- SHORT PROBLEM
All lines featuring the string "TradingView" are to be listed.

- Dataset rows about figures
**********

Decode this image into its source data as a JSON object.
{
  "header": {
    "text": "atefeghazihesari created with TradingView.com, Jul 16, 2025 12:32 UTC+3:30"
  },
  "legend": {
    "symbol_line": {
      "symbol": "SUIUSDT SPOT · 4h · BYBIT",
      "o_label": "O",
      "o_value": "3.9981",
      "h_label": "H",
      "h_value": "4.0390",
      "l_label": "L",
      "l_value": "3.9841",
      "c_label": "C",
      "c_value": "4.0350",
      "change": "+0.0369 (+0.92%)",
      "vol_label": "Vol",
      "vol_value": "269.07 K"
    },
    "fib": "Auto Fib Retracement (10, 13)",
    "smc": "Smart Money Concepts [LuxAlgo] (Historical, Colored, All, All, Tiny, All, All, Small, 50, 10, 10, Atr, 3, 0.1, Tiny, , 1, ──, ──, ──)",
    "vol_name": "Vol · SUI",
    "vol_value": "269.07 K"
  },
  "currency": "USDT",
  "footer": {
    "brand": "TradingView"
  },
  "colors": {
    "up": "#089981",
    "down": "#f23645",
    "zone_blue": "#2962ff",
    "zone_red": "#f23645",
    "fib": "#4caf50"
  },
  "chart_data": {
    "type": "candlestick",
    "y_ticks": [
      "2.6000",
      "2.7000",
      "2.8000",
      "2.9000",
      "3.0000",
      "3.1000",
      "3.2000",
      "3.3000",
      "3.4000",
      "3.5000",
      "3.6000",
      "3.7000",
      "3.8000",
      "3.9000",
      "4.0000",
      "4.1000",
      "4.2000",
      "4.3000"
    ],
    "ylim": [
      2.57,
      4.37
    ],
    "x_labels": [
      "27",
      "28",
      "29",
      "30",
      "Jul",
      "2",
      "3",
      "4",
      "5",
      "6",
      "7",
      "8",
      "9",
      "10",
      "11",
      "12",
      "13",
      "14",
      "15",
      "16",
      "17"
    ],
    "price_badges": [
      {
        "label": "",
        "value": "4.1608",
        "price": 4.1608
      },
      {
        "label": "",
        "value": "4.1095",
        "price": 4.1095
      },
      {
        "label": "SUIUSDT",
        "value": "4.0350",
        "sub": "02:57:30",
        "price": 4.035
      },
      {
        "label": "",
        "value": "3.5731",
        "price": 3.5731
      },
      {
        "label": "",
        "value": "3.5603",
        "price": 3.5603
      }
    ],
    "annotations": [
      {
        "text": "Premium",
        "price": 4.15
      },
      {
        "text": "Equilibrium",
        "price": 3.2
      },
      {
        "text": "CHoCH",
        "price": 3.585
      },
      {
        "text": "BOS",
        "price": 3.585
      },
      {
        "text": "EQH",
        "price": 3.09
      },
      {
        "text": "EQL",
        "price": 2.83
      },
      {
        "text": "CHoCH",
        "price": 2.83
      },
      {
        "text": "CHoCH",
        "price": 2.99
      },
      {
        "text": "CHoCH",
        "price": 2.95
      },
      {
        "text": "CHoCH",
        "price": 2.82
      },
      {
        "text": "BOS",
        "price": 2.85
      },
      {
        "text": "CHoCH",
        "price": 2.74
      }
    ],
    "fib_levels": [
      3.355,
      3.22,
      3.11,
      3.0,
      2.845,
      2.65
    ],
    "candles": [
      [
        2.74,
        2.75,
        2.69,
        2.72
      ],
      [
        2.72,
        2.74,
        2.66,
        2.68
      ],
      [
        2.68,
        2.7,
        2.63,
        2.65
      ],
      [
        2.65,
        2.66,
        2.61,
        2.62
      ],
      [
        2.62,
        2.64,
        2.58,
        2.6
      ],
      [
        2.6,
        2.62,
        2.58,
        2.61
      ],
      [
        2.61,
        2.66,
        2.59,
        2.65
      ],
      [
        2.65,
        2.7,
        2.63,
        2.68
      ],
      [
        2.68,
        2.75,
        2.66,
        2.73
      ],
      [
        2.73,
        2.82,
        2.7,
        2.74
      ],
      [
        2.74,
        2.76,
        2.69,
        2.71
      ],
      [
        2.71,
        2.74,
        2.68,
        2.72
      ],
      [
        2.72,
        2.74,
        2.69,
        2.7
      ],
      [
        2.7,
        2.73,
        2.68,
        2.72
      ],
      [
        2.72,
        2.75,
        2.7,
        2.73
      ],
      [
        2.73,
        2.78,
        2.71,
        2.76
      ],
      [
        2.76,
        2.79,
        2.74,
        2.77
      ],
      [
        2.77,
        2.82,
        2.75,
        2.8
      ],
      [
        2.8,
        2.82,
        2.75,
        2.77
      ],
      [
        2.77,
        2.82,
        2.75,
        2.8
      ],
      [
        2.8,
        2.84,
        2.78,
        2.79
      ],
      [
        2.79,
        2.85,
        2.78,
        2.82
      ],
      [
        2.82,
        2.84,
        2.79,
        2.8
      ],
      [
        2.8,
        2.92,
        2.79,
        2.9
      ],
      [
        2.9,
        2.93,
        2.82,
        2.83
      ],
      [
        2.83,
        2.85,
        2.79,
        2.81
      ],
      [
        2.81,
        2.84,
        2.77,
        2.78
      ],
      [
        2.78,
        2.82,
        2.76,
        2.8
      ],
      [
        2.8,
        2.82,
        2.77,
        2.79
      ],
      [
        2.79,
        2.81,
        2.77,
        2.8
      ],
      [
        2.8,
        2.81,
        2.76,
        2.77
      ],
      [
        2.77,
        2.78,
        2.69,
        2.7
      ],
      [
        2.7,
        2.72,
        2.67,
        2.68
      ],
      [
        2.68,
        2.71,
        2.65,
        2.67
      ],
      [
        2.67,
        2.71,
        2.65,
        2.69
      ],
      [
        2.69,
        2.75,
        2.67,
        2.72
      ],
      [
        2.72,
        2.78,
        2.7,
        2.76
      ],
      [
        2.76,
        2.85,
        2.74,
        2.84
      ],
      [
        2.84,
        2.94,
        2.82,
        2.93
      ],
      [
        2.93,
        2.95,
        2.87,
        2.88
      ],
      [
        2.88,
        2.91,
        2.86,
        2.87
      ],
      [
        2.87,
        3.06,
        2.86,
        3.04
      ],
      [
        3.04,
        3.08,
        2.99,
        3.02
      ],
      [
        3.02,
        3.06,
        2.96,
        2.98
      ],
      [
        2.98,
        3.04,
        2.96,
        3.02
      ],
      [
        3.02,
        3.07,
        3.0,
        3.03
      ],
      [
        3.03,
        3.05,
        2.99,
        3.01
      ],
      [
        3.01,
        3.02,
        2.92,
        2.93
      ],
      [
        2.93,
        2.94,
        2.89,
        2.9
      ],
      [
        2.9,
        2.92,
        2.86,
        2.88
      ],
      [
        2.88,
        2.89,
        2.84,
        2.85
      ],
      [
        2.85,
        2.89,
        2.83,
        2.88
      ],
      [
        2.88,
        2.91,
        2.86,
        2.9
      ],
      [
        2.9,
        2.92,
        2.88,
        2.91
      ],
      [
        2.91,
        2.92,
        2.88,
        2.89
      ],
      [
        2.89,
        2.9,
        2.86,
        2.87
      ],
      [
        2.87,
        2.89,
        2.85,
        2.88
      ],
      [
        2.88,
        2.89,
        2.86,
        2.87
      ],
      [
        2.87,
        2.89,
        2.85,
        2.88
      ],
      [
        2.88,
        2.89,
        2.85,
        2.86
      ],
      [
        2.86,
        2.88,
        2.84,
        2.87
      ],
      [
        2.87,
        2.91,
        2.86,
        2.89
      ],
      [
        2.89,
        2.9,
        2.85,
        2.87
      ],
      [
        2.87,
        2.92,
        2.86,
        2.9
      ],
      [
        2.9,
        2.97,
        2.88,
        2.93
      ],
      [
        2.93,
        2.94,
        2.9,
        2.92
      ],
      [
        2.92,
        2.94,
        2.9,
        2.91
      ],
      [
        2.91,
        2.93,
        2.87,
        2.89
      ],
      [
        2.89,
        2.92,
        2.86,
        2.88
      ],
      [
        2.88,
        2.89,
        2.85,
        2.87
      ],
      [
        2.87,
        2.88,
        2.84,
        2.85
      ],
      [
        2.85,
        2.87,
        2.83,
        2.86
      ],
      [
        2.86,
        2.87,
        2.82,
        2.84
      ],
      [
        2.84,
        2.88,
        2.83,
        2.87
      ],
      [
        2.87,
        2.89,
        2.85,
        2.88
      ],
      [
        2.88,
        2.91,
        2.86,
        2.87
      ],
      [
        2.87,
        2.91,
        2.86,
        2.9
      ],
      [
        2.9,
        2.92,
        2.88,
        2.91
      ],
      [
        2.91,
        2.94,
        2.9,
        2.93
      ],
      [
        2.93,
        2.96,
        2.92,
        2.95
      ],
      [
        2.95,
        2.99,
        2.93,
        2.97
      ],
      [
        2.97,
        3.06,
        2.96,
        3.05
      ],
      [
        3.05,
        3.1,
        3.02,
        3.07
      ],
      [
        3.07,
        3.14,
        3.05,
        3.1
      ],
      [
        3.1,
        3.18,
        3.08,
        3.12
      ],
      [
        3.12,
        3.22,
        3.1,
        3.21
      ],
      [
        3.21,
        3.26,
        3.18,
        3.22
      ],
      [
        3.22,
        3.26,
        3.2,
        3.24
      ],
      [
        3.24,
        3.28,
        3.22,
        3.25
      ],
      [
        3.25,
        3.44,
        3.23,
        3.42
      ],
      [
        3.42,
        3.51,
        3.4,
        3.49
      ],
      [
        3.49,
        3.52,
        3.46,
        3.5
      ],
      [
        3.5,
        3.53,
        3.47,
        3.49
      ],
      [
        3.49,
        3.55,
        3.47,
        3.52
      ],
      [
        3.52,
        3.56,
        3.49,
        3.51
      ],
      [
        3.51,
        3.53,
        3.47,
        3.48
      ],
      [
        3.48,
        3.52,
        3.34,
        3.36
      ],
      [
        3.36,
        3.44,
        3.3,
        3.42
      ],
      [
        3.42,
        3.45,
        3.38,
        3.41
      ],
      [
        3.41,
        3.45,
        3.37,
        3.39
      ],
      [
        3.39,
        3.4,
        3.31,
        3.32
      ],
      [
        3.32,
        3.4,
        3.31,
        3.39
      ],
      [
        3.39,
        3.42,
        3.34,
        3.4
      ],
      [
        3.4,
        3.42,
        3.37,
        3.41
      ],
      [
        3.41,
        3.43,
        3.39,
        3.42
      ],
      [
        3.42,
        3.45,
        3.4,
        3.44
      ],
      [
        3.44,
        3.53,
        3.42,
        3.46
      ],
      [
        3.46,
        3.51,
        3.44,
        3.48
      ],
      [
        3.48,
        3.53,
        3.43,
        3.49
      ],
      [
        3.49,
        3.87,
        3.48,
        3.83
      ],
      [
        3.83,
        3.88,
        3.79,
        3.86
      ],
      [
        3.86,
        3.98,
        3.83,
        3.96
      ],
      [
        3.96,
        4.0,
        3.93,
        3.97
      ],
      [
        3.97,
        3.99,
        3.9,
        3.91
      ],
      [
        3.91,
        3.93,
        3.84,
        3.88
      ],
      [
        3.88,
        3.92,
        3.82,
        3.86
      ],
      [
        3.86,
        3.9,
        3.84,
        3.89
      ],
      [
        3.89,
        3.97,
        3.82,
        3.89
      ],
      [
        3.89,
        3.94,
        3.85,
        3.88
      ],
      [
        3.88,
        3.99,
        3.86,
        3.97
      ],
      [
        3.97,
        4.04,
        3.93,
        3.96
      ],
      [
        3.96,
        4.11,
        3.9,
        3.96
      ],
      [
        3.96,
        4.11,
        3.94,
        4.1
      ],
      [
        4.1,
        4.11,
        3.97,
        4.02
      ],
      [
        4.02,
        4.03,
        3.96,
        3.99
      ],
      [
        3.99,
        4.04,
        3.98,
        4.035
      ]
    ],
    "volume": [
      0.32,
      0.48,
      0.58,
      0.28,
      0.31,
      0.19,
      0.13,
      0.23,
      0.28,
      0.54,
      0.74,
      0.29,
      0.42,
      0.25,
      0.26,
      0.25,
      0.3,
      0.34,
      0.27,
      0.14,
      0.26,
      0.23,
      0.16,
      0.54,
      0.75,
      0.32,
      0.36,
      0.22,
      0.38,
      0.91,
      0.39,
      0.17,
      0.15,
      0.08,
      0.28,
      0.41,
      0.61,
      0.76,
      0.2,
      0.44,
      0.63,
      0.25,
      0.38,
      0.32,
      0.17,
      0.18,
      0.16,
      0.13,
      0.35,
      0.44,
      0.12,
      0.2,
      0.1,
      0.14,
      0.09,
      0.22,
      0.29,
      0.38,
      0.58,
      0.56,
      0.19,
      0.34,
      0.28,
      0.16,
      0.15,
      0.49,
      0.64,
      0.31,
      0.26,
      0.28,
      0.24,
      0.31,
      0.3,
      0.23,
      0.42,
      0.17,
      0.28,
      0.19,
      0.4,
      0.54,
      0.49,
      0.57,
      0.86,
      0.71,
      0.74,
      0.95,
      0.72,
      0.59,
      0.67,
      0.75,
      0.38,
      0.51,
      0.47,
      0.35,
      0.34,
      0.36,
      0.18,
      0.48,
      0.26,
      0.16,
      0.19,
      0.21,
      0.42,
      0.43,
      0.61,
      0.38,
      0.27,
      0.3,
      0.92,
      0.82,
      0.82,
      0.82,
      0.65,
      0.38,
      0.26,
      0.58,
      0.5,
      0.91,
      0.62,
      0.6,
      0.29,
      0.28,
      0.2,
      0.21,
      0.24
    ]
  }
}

**********

- OUTPUT
    "text": "atefeghazihesari created with TradingView.com, Jul 16, 2025 12:32 UTC+3:30"
    "brand": "TradingView"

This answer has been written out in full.